··· Raw data

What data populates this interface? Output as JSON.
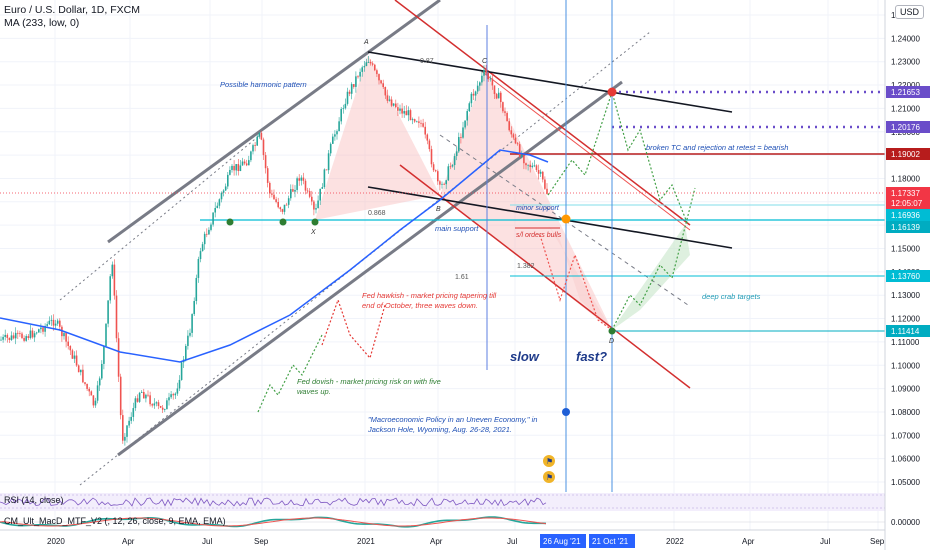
{
  "header": {
    "symbol": "Euro / U.S. Dollar, 1D, FXCM",
    "indicator": "MA (233, low, 0)",
    "currency_button": "USD",
    "rsi_label": "RSI (14, close)",
    "macd_label": "CM_Ult_MacD_MTF_V2 (, 12, 26, close, 9, EMA, EMA)"
  },
  "price_axis": {
    "ticks": [
      "1.25000",
      "1.24000",
      "1.23000",
      "1.22000",
      "1.21000",
      "1.20000",
      "1.19000",
      "1.18000",
      "1.17000",
      "1.16000",
      "1.15000",
      "1.14000",
      "1.13000",
      "1.12000",
      "1.11000",
      "1.10000",
      "1.09000",
      "1.08000",
      "1.07000",
      "1.06000",
      "1.05000"
    ],
    "badges": [
      {
        "value": "1.21653",
        "color": "#6a4dc9"
      },
      {
        "value": "1.20176",
        "color": "#6a4dc9"
      },
      {
        "value": "1.19002",
        "color": "#b71c1c"
      },
      {
        "value": "1.17337",
        "color": "#f23645"
      },
      {
        "value": "12:05:07",
        "color": "#f23645"
      },
      {
        "value": "1.16936",
        "color": "#00bcd4"
      },
      {
        "value": "1.16139",
        "color": "#00acc1"
      },
      {
        "value": "1.13760",
        "color": "#00bcd4"
      },
      {
        "value": "1.11414",
        "color": "#00acc1"
      }
    ],
    "macd_zero": "0.00000"
  },
  "time_axis": {
    "ticks": [
      "2020",
      "Apr",
      "Jul",
      "Sep",
      "2021",
      "Apr",
      "Jul",
      "2022",
      "Apr",
      "Jul",
      "Sep"
    ],
    "markers": [
      "26 Aug '21",
      "21 Oct '21"
    ]
  },
  "annotations": {
    "harmonic": "Possible harmonic pattern",
    "pt_a": "A",
    "pt_b": "B",
    "pt_c": "C",
    "pt_d": "D",
    "pt_x": "X",
    "fib_top": "0.87",
    "fib_mid": "0.868",
    "fib_161": "1.61",
    "fib_1382": "1.382",
    "main_support": "main support",
    "minor_support": "minor support",
    "sl_orders": "s/l orders bulls",
    "broken_tc": "broken TC and rejection at retest = bearish",
    "deep_crab": "deep crab targets",
    "fed_hawk": "Fed hawkish - market pricing tapering till end of October, three waves down.",
    "fed_dove": "Fed dovish - market pricing risk on with five waves up.",
    "jackson": "\"Macroeconomic Policy in an Uneven Economy,\" in Jackson Hole, Wyoming, Aug. 26-28, 2021.",
    "slow": "slow",
    "fast": "fast?"
  },
  "colors": {
    "up_candle": "#26a69a",
    "down_candle": "#ef5350",
    "ma": "#2962ff",
    "channel": "#787b86",
    "red_line": "#d32f2f",
    "pattern_fill": "#f8bcbc",
    "cyan": "#00bcd4",
    "purple": "#6a4dc9",
    "blue_marker": "#4a90e2"
  },
  "chart_data": {
    "type": "candlestick",
    "symbol": "EURUSD",
    "timeframe": "1D",
    "ylim": [
      1.045,
      1.255
    ],
    "key_levels": [
      1.21653,
      1.20176,
      1.19002,
      1.17337,
      1.16936,
      1.16139,
      1.1376,
      1.11414
    ],
    "x": [
      "2020-01",
      "2020-03",
      "2020-05",
      "2020-07",
      "2020-09",
      "2020-11",
      "2021-01",
      "2021-03",
      "2021-05",
      "2021-07",
      "2021-08",
      "2021-10"
    ],
    "close_path": [
      1.112,
      1.082,
      1.09,
      1.135,
      1.18,
      1.175,
      1.231,
      1.18,
      1.225,
      1.175,
      1.173,
      1.114
    ],
    "ma_233_low": [
      1.105,
      1.103,
      1.1,
      1.106,
      1.12,
      1.135,
      1.15,
      1.17,
      1.18,
      1.18,
      1.178,
      1.17
    ]
  }
}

······

**Aim of the exercise**. In the listing, find all lines with the string "support" and copy them.

**Exercise answer**.
    "main_support": "main support",
    "minor_support": "minor support",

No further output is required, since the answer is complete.